Exercise details: Find each line containing the string "document". Copy it.

Provided entries:
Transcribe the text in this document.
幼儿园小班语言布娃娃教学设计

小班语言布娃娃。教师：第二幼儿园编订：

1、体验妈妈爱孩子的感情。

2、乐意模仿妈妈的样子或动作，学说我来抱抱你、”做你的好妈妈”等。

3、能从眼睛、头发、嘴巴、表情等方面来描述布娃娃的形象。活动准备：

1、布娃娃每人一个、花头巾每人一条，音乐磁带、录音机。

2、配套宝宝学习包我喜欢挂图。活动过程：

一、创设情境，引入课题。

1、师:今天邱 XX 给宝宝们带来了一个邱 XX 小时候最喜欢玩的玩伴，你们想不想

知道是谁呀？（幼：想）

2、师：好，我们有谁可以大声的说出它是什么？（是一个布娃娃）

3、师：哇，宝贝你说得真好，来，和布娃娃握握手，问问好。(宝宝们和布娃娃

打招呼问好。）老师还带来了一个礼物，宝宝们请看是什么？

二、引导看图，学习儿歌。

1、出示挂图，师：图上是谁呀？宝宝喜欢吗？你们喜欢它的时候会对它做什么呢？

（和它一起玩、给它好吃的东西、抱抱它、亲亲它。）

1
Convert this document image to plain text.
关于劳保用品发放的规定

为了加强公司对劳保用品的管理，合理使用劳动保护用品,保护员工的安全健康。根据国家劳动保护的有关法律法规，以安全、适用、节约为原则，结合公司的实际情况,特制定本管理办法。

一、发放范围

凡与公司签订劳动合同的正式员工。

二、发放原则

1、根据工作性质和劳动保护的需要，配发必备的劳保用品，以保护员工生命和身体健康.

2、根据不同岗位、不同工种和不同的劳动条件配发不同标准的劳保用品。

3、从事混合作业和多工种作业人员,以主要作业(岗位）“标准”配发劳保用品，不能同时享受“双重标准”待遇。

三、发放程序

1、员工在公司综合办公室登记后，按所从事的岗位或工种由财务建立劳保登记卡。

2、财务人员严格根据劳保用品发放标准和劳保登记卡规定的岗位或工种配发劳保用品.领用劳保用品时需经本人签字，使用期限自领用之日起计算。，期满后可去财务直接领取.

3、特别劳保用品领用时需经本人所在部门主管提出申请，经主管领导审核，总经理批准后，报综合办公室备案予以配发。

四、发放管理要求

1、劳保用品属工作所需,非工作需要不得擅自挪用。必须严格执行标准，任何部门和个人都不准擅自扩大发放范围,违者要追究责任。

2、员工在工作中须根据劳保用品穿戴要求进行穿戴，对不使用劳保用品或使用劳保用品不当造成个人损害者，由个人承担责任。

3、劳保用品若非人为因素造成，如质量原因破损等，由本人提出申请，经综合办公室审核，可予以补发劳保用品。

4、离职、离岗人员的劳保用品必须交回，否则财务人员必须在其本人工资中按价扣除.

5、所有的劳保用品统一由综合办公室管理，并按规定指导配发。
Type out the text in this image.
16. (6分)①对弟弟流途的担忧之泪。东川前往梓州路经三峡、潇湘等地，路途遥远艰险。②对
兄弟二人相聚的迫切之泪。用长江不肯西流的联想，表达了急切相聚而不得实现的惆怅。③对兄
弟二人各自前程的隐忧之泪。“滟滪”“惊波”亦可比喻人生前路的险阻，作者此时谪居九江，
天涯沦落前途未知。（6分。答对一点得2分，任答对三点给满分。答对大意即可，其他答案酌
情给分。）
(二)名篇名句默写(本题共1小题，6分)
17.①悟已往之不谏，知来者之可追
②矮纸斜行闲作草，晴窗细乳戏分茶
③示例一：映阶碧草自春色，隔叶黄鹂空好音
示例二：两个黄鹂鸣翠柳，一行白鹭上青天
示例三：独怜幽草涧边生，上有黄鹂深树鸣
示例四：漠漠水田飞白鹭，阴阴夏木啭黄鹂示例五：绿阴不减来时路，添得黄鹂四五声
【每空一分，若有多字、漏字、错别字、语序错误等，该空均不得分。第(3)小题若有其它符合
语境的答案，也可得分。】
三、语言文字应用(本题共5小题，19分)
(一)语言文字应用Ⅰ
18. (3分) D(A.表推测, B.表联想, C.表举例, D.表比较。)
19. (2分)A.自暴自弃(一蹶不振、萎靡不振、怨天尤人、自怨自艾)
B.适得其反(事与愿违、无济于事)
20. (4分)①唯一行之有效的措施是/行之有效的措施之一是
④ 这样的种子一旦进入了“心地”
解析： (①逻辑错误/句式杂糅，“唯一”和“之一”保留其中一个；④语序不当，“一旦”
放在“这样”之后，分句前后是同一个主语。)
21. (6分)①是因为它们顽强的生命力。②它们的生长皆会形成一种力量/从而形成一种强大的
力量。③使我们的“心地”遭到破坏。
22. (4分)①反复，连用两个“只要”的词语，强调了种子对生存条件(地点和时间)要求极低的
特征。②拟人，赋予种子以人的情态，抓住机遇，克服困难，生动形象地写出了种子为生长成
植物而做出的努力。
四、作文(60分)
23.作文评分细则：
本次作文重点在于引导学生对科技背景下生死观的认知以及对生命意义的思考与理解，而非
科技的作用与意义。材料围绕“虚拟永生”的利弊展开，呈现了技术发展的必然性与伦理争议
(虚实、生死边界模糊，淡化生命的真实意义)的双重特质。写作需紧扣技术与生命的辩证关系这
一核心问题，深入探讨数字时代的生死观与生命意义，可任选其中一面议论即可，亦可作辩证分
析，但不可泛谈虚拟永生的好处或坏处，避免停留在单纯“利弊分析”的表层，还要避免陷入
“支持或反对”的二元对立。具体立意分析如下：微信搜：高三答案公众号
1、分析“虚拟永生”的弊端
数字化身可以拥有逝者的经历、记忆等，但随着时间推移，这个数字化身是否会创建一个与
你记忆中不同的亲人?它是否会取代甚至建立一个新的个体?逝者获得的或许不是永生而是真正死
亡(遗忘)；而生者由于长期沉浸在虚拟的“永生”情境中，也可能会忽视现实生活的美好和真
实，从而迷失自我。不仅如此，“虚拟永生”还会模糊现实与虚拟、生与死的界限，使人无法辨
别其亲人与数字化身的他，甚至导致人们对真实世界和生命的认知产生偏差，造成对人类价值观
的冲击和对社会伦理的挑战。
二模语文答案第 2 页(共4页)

Finished answer:
Transcribe the text in this document.
Convert this document image to plain text.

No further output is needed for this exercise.